— GIVEN TASK —
Copy, in full, each line of the material that holds the word "this".
BEGIN ENTRIES SUPPLIED
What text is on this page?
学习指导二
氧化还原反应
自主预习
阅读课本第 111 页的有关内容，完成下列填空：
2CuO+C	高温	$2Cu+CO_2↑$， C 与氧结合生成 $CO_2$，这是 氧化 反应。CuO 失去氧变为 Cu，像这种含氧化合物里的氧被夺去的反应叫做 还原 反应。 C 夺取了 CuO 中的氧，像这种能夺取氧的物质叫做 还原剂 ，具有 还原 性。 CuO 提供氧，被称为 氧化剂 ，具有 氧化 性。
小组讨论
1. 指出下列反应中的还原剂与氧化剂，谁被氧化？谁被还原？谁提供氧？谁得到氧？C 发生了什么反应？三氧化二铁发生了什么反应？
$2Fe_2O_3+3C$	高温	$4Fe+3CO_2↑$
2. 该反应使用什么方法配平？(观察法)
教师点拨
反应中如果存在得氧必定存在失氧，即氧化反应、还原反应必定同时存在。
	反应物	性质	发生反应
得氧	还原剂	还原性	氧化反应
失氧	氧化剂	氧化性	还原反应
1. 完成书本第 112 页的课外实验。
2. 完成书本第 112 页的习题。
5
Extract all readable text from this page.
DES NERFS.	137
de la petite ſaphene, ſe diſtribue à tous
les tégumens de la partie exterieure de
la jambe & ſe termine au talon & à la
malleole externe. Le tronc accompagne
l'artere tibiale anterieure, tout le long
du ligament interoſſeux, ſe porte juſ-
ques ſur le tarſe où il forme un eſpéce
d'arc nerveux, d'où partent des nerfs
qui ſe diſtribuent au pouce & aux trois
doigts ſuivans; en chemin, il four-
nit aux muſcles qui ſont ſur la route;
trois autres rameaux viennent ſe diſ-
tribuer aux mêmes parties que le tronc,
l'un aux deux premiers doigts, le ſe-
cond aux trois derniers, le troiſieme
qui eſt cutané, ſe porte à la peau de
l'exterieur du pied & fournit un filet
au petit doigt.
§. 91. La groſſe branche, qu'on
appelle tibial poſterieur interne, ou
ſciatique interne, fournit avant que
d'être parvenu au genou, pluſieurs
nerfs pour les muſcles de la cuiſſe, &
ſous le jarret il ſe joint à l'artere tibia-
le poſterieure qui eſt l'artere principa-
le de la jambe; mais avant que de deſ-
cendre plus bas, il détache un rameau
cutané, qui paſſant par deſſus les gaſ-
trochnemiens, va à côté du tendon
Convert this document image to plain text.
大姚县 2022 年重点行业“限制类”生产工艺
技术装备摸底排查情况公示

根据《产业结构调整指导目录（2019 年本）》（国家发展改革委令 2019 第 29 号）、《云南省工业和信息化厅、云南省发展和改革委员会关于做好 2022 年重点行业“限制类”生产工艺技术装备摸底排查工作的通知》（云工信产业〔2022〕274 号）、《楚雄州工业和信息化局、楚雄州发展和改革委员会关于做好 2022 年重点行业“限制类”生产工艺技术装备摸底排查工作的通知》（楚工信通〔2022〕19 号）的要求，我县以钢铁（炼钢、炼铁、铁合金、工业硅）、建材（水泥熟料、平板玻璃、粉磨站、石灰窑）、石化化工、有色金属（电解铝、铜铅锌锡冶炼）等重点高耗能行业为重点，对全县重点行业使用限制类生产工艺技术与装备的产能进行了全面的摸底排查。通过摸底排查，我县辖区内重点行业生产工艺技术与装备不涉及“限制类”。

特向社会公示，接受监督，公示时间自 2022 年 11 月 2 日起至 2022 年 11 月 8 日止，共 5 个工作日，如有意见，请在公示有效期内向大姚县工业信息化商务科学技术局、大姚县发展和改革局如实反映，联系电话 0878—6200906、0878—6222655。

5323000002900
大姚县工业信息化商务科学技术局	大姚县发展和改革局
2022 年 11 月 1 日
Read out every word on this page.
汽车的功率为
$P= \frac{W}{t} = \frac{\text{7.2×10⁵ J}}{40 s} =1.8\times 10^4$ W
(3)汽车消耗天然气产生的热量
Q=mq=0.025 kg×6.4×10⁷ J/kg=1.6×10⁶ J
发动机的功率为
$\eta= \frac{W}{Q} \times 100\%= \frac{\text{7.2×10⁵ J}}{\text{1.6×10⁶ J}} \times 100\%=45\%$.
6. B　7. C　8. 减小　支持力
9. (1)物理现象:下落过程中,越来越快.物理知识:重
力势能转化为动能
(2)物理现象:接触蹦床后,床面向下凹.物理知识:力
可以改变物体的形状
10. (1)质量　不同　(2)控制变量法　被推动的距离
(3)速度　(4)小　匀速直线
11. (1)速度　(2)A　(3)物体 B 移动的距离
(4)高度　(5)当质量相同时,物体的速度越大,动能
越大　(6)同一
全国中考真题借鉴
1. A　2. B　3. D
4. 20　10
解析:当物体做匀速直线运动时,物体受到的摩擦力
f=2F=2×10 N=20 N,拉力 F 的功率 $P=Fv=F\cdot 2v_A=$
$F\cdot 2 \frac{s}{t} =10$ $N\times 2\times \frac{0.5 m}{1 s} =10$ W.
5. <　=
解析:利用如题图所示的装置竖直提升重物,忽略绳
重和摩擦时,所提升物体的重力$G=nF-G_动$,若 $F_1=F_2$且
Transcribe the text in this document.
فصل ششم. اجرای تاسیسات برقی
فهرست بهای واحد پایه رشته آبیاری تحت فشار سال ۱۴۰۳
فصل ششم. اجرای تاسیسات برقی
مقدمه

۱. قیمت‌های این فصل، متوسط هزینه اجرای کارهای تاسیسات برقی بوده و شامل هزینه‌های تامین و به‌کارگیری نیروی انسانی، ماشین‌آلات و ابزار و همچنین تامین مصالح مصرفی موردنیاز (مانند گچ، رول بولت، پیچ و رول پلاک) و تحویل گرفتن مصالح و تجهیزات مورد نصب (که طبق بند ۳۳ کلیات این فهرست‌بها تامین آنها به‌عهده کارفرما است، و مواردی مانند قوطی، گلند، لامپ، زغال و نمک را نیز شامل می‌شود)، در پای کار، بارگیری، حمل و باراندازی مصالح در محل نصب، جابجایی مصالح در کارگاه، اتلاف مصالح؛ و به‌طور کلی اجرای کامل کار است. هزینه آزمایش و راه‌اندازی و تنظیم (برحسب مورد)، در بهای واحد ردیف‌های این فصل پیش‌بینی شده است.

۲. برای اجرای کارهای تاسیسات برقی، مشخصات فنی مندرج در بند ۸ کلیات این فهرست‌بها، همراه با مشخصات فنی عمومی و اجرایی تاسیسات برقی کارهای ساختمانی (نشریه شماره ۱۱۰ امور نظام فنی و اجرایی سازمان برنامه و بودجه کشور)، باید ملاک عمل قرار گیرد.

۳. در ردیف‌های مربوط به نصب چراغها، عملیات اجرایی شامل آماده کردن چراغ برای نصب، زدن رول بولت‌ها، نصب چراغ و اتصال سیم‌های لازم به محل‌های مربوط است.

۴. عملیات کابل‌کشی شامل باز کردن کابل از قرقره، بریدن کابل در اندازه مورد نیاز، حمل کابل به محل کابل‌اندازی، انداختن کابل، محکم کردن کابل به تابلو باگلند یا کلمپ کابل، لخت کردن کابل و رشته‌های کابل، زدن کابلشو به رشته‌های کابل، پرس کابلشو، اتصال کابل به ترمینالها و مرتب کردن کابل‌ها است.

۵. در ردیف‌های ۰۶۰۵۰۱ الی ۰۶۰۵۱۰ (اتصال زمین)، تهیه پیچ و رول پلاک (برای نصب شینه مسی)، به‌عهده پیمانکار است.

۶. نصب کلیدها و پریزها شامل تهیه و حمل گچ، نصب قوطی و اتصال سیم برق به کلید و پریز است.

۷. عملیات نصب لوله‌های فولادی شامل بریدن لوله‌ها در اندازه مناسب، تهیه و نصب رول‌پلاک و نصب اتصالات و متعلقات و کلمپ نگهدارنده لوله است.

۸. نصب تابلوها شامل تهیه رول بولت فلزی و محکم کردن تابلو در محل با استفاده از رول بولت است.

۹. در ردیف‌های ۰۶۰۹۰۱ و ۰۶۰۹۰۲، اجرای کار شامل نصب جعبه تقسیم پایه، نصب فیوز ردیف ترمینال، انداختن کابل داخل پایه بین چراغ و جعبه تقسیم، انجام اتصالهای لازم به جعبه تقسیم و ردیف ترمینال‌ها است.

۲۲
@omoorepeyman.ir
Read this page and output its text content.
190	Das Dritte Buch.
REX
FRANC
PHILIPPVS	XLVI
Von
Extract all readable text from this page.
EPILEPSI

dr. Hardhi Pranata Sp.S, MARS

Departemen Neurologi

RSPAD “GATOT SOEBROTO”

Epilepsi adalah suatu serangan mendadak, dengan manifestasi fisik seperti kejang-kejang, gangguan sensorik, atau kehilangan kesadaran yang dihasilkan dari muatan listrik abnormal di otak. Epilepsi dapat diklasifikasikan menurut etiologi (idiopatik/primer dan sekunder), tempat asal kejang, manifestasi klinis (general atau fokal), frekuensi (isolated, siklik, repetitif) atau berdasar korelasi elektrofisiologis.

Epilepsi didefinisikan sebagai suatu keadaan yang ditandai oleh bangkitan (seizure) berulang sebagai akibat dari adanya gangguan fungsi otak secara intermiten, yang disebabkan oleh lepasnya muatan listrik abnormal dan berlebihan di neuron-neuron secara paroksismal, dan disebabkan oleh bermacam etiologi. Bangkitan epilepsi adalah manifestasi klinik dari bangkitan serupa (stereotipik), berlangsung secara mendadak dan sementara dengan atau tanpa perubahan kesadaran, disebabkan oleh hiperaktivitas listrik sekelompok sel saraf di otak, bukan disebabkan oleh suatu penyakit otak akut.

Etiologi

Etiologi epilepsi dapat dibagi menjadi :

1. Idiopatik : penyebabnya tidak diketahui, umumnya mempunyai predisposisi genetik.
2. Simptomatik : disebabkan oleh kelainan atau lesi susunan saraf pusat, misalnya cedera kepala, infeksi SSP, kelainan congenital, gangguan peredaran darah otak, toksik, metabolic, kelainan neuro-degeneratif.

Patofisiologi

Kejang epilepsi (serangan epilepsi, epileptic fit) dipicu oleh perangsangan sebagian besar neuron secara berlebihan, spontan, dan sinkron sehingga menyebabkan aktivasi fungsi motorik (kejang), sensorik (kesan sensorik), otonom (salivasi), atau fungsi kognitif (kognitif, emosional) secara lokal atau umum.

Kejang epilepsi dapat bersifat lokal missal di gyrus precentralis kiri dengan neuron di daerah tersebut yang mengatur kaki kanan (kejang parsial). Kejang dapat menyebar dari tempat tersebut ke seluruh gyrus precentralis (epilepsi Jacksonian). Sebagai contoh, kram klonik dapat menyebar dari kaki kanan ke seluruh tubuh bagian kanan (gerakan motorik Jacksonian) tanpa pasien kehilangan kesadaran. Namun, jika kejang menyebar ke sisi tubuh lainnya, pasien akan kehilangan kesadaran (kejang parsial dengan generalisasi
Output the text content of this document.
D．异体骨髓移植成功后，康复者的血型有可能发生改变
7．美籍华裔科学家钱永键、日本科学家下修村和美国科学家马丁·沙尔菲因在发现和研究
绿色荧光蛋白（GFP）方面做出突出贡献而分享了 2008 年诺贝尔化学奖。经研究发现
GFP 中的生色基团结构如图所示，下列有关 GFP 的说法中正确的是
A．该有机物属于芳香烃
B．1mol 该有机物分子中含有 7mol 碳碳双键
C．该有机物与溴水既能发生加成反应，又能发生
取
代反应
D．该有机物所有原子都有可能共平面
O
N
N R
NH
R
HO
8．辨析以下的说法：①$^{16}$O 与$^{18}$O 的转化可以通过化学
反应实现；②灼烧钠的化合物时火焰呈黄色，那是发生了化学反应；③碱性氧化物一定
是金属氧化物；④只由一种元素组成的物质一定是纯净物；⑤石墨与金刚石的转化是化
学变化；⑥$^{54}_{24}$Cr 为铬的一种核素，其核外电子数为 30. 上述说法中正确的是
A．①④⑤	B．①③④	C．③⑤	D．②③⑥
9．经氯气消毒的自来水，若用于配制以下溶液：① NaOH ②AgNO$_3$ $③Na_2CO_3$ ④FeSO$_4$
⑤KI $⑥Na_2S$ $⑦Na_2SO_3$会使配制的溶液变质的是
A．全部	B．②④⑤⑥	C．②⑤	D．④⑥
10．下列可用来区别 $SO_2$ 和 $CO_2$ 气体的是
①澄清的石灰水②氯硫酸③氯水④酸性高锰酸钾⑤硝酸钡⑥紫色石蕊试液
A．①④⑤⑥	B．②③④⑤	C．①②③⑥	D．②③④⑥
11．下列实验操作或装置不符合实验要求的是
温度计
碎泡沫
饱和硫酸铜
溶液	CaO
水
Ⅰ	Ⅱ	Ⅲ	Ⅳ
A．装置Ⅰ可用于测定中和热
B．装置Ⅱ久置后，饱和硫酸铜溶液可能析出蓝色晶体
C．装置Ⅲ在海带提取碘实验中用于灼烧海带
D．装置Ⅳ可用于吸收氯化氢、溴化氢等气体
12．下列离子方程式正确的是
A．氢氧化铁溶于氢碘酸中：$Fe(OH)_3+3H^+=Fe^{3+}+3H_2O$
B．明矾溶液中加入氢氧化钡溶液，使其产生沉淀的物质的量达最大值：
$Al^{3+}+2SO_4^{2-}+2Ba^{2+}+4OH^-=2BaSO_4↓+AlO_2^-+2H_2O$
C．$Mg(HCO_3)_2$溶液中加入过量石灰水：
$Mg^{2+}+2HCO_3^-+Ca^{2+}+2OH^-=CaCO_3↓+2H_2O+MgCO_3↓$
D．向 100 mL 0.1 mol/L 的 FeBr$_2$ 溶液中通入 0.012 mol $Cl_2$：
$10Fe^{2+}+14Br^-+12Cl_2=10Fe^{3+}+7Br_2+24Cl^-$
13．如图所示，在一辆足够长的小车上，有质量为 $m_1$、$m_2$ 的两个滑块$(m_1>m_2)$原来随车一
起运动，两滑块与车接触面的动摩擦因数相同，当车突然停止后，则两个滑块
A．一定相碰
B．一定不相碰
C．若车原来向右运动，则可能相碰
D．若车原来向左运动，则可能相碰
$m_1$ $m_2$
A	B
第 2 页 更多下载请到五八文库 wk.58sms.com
END ENTRIES SUPPLIED
— EXERCISE SOLUTION —
What text is on this page?
Extract all readable text from this page.
Convert this document image to plain text.
Read out every word on this page.
Transcribe the text in this document.
Read this page and output its text content.
Extract all readable text from this page.
Output the text content of this document.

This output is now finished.